___ EXTRACTED RECORDS

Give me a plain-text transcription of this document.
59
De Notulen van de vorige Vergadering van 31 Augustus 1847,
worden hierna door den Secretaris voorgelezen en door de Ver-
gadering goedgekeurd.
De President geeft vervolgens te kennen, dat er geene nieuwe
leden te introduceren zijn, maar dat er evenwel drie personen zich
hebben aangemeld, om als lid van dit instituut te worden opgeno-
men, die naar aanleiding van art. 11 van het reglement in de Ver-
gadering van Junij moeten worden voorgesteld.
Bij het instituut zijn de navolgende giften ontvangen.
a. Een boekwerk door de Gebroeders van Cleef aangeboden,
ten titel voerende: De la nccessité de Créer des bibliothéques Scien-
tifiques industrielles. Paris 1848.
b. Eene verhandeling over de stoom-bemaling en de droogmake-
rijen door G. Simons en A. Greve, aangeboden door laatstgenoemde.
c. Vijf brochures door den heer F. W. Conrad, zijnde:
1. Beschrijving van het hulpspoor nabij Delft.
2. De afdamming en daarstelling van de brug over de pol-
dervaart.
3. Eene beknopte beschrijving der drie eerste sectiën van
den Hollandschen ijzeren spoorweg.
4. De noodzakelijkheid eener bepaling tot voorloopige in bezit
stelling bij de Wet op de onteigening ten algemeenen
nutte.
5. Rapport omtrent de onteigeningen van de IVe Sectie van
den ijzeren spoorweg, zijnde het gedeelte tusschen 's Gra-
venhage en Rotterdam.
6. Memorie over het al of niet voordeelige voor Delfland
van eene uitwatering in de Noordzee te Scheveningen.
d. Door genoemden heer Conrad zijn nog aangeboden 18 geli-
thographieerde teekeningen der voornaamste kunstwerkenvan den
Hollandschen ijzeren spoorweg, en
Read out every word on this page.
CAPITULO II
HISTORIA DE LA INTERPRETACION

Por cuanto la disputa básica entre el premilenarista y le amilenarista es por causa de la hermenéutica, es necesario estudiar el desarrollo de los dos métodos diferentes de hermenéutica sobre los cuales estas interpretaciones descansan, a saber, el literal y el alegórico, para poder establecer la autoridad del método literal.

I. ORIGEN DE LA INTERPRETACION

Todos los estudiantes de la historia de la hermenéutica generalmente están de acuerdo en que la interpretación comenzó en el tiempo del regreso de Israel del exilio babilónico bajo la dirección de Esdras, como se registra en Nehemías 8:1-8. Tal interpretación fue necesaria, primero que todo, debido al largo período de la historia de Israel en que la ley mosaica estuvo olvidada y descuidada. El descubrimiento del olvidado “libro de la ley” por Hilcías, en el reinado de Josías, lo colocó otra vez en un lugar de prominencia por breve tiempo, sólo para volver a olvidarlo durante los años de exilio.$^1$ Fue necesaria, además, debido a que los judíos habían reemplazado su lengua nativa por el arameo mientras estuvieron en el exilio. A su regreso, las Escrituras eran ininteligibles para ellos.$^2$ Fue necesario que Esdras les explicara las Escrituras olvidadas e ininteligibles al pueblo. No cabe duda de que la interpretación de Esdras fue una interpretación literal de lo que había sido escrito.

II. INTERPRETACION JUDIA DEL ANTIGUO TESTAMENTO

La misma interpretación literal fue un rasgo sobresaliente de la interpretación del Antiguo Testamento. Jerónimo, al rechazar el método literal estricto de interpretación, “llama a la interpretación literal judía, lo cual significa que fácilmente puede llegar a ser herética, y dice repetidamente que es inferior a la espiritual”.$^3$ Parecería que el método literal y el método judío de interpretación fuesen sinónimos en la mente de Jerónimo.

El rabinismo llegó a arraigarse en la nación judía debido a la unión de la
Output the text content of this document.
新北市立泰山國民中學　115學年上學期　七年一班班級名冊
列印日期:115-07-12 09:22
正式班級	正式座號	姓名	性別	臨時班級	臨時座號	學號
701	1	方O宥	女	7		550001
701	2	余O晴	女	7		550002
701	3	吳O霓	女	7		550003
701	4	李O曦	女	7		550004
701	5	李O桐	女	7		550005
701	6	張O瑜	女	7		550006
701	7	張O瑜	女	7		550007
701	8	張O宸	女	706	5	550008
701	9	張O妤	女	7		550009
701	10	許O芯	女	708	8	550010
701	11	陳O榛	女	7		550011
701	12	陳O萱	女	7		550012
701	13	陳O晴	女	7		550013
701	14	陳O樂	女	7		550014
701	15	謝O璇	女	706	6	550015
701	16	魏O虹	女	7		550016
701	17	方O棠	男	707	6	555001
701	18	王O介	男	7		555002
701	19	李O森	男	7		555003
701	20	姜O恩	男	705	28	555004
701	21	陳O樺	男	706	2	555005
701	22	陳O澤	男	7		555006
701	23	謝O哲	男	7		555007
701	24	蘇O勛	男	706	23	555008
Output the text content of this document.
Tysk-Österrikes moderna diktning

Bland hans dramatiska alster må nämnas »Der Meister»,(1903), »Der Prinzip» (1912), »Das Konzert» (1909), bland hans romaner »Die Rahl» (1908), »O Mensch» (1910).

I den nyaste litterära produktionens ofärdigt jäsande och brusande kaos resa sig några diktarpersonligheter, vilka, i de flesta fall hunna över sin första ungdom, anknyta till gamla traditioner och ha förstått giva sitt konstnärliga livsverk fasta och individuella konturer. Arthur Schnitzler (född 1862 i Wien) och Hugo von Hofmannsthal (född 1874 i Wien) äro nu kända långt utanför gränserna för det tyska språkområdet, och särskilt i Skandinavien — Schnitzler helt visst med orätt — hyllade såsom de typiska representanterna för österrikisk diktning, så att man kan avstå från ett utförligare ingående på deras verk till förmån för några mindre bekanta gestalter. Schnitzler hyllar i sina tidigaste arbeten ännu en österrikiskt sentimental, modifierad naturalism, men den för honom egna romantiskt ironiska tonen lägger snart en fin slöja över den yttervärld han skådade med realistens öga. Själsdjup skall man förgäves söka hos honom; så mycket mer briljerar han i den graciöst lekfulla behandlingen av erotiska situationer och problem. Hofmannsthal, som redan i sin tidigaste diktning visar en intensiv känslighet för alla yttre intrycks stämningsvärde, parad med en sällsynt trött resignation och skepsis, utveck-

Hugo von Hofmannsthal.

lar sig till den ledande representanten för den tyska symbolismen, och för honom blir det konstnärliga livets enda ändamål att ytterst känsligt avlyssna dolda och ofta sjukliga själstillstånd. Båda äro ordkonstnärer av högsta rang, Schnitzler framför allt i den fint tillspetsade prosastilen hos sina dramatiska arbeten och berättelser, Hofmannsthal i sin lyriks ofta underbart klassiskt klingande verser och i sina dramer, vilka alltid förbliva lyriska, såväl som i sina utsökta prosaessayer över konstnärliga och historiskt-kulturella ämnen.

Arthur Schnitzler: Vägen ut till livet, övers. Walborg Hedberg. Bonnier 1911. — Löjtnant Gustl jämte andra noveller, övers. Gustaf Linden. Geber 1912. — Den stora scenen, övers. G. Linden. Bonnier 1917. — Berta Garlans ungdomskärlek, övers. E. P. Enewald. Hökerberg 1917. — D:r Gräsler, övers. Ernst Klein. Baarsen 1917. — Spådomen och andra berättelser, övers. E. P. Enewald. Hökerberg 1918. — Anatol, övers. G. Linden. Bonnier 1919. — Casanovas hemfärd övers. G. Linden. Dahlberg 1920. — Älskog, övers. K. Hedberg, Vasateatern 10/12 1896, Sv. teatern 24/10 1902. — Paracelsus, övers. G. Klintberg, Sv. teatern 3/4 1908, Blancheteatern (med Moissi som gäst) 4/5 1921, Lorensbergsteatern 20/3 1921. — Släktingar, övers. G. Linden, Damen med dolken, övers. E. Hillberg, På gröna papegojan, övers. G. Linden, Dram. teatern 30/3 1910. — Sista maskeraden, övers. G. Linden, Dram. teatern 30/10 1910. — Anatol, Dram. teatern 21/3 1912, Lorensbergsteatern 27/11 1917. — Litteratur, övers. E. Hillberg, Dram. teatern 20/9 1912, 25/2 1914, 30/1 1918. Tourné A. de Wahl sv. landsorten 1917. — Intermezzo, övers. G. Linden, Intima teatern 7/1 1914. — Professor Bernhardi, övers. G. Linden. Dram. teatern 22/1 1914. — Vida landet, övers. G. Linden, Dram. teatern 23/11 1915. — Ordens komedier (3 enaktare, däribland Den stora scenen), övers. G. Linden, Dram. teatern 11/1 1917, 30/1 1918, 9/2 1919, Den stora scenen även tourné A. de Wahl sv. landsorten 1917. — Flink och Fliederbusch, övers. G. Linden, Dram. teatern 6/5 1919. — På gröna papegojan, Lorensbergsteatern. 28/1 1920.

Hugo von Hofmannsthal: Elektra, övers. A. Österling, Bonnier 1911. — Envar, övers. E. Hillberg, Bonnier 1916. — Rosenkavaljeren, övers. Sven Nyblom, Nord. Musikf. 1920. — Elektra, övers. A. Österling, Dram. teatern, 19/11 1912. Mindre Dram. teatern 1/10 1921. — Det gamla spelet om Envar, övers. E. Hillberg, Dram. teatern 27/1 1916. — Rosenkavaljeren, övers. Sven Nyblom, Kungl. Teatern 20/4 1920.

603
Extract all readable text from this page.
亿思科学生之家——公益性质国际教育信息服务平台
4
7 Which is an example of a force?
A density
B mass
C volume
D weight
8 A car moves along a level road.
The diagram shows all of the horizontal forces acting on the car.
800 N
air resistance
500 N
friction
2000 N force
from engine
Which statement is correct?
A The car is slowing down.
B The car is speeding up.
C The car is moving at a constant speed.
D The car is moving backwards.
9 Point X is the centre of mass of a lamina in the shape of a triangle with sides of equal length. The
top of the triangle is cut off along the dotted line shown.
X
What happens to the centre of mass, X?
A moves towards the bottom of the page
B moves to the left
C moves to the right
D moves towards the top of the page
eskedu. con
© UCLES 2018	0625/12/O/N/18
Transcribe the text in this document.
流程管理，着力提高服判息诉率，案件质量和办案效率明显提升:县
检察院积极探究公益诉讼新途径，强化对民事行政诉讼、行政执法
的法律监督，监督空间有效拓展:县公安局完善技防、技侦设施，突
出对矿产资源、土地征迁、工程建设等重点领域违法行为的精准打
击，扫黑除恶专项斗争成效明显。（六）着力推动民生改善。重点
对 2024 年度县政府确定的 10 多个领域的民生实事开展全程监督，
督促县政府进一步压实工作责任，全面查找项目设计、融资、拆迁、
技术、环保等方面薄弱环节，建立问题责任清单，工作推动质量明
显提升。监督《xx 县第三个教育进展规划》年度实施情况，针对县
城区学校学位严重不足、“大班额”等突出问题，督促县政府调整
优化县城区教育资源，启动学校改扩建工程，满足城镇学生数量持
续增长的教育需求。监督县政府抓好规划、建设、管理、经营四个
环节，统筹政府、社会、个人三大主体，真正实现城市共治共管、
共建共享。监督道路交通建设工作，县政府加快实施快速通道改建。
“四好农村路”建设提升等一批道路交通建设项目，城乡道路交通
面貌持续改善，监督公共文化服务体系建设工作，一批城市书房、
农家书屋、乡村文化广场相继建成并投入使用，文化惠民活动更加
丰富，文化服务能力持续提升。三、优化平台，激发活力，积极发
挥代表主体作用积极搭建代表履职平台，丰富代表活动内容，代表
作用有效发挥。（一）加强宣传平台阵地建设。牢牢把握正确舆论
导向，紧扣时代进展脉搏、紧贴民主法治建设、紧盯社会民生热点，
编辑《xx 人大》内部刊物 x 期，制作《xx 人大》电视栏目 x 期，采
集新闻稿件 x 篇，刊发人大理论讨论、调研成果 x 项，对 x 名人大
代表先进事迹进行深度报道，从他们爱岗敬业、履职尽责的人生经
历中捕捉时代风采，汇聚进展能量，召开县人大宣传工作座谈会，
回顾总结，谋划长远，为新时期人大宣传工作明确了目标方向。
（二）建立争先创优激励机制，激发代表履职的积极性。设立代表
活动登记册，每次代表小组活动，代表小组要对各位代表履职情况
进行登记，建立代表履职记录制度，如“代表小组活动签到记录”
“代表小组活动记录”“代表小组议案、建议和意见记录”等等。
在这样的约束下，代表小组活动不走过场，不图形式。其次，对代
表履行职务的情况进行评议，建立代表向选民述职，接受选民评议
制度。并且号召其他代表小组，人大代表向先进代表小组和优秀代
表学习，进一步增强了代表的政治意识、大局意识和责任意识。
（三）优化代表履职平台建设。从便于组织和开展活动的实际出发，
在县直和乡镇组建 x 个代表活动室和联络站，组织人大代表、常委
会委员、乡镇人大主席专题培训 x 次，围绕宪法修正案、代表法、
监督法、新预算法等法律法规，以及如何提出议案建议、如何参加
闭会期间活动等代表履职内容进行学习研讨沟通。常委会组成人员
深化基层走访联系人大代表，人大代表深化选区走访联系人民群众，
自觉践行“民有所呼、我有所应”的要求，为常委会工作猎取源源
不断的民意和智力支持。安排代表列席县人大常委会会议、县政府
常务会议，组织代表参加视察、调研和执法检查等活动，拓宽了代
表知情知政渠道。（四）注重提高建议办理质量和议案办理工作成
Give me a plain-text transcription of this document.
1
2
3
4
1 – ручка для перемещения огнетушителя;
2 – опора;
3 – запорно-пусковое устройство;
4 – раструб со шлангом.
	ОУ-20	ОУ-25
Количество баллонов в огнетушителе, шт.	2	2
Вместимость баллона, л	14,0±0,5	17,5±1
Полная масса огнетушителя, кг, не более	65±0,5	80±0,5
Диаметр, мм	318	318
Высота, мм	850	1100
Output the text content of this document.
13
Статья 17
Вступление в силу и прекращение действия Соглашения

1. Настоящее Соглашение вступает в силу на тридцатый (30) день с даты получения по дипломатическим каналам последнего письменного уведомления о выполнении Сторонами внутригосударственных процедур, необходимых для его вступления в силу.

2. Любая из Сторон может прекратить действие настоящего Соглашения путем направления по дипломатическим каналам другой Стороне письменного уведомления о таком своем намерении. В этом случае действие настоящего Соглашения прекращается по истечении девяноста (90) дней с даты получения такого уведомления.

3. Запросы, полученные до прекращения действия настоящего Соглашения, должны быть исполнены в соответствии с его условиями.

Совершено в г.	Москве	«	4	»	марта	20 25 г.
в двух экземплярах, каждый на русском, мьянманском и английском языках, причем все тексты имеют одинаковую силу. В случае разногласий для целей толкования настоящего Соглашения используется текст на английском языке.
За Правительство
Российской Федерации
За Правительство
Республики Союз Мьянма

______

• _EXERCISE BRIEF_
Copy out every line of the material above that mentions the word "действия".

• _RESPONSE_
Вступление в силу и прекращение действия Соглашения
3. Запросы, полученные до прекращения действия настоящего Соглашения, должны быть исполнены в соответствии с его условиями.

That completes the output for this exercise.